**EXERCISE SET**
A - In the Spark thread, what port does the driver UI usually use?
B - In the Spark thread, shorten the paragraph that begins "Indeed, I don't think that it's possible" into a brief list that keeps its main points.
C - Carry on the Spark thread from its last line.

**SOURCE TEXT**
□ □ □ □

Re: Where does the Driver run?

2019-03-25 Thread Andrew Melo
Hi Pat,

Indeed, I don't think that it's possible to use cluster mode w/o
spark-submit. All the docs I see appear to always describe needing to use
spark-submit for cluster mode -- it's not even compatible with spark-shell.
But it makes sense to me -- if you want Spark to run your application's
driver, you need to package it up and send it to the cluster manager. You
can't start spark one place and then later migrate it to the cluster. It's
also why you can't use spark-shell in cluster mode either, I think.

Cheers
Andrew

On Mon, Mar 25, 2019 at 11:22 AM Pat Ferrel  wrote:

> In the GUI while the job is running the app-id link brings up logs to both
> executors, The “name” link goes to 4040 of the machine that launched the
> job but is not resolvable right now so the page is not shown. I’ll try the
> netstat but the use of port 4040 was a good clue.
>
> By what you say below this indicates the Driver is running on the
> launching machine, the client to the Spark Cluster. This should be the case
> in deployMode = client.
>
> Can someone explain what us going on? The Evidence seems to say that
> deployMode = cluster *does not work *as described unless you use
> spark-submit (and I’m only guessing at that).
>
> Further; if we don’t use spark-submit we can’t use deployMode = cluster ???
>
>
> From: Akhil Das  
> Reply: Akhil Das  
> Date: March 24, 2019 at 7:45:07 PM
> To: Pat Ferrel  
> Cc: user  
> Subject:  Re: Where does the Driver run?
>
> There's also a driver ui (usually available on port 4040), after running
> your code, I assume you are running it on your machine, visit
> localhost:4040 and you will get the driver UI.
>
> If you think the driver is running on your master/executor nodes, login to
> those machines and do a
>
>netstat -napt | grep -I listen
>
> You will see the driver listening on 404x there, this won't be the case
> mostly as you are not doing Spark-submit or using the deployMode=cluster.

□ □ □ □

Data records

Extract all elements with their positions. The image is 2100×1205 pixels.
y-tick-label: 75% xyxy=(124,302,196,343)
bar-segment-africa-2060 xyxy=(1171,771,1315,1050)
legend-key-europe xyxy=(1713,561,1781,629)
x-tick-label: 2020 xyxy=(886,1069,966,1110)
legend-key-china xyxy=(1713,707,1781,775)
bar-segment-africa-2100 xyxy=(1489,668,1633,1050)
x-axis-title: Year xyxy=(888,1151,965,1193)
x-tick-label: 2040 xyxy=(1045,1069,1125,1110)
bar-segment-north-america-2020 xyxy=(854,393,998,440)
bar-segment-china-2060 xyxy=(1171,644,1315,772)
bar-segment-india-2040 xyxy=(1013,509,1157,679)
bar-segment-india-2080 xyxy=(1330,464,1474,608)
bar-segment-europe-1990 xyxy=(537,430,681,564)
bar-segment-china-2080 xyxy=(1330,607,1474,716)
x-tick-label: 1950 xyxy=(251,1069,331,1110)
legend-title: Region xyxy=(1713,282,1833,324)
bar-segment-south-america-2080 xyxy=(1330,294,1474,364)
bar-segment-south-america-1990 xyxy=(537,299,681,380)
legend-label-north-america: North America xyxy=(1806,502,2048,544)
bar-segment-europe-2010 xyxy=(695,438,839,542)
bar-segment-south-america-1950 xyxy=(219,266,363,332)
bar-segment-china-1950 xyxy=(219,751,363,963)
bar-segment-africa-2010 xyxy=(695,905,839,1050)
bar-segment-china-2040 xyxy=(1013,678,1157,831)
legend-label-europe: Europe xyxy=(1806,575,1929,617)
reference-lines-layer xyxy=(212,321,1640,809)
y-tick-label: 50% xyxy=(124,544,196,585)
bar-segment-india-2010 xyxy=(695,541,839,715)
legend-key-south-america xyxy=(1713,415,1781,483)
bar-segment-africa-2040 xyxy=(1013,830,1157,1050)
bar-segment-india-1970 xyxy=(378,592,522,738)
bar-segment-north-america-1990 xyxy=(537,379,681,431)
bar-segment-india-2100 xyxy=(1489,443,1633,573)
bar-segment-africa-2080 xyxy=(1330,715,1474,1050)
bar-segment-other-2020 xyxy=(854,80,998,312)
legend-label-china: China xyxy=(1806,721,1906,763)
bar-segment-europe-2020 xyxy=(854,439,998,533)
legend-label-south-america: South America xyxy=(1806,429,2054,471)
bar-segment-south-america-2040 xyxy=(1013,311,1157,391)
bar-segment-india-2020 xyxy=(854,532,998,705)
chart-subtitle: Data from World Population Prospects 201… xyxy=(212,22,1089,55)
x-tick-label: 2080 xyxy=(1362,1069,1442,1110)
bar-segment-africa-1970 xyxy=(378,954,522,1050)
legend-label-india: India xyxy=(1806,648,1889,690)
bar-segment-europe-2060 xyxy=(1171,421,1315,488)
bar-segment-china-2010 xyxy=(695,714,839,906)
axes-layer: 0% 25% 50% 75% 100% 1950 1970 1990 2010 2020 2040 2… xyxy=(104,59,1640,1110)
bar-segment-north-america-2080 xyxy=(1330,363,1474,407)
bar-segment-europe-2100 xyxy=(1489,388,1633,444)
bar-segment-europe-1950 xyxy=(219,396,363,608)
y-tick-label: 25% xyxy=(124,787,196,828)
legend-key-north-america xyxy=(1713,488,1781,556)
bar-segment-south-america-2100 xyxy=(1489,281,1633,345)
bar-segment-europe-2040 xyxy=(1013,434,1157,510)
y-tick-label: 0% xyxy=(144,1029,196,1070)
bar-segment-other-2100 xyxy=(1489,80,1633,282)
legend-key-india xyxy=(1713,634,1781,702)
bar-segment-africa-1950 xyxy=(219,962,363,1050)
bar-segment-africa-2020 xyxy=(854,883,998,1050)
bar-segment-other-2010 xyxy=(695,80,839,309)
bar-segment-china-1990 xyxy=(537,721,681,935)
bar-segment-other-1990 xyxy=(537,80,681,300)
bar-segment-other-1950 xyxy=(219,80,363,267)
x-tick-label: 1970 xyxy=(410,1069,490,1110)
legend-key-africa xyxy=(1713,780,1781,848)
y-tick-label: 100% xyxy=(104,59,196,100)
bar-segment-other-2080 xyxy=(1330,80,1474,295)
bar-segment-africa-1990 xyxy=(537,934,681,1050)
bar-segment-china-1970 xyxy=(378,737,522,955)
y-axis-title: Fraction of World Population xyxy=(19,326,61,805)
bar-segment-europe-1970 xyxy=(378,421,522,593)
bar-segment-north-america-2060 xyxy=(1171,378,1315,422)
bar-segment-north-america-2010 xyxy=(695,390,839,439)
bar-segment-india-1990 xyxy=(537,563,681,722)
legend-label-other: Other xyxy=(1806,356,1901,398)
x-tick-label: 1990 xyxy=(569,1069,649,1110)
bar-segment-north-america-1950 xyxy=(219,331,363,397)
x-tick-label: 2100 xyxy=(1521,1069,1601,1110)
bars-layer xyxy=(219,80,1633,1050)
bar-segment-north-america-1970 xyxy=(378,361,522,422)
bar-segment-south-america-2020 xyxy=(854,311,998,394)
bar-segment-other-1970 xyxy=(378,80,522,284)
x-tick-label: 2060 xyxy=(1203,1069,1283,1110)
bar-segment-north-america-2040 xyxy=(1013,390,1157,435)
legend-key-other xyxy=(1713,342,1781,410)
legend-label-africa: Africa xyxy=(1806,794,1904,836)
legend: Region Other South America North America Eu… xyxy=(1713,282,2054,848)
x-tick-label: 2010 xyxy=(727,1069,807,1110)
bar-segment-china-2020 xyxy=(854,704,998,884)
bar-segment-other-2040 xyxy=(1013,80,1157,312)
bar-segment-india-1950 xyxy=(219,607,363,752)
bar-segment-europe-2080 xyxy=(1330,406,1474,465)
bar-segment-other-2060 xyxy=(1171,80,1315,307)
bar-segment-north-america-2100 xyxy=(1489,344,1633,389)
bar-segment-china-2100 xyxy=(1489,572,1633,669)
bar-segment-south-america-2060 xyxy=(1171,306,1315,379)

□ □ □ □

**RESPONSES**
A - Port 4040.

B -
- Cluster mode probably can't be used without spark-submit.
- The docs always describe spark-submit as needed for cluster mode.
- Cluster mode doesn't work with spark-shell.
- For Spark to run your application's driver, the application has to be packaged and sent to the cluster manager.
- You can't start Spark in one place and later move it to the cluster.
- That is likely also why spark-shell can't run in cluster mode.

C -
>
> On Mon, 25 Mar 2019, 01:03 Pat Ferrel,  wrote:
>
>> Thanks, I have seen this many times in my research. Paraphrasing docs:
>> “in deployMode ‘cluster' the Driver runs on a Worker in the cluster”
>>
>> When I look at logs I see 2 executors on the 2 slaves (executor 0 and 1
>> with addresses that match slaves). When I look at memory usage while the
>> job runs I see virtually identical usage on the 2 Workers. This would
>> support your claim and contradict Spark docs for deployMode = cluster.
>>
>> The evidence seems to contradict the docs. I am now beginning to wonder
>> if the Driver only runs in the cluster if we use spark-submit
>>
>>
>>
>> From: Akhil Das  
>> Reply: Akhil Das  
>> Date: March 23, 2019 at 9:26:50 PM
>> To: Pat Ferrel  
>> Cc: user  
>> Subject:  Re: Where does the Driver run?
>>
>> If you are starting your "my-app" on your local machine, that's where the
>> driver is running.
>>
>> [image: image.png]
>>
>> Hope this helps.
>> 
>>
>> On Sun, Mar 24, 2019 at 4:13 AM Pat Ferrel  wrote:
>>
>>> I have researched this for a significant amount of time and find answers
>>> that seem to be for a slightly different question than mine.
>>>
>>> The Spark 2.3.3 cluster is running fine. I see the GUI on “
>>> http://master-address:8080;, there are 2 idle workers, as configured.
>>>
>>> I have a Scala application that creates a context and starts execution
>>> of a Job. I *do not use spark-submit*, I start the Job programmatically and
>>> this is where many explanations forks from my question.
>>>
>>> In "my-app" I create a new SparkConf, with the following code (slightly
>>> abbreviated):
>>>
>>>   conf.setAppName(“my-job")
>>>   conf.setMaster(“spark://master-address:7077”)
>>>   conf.set(“deployMode”, “cluster”)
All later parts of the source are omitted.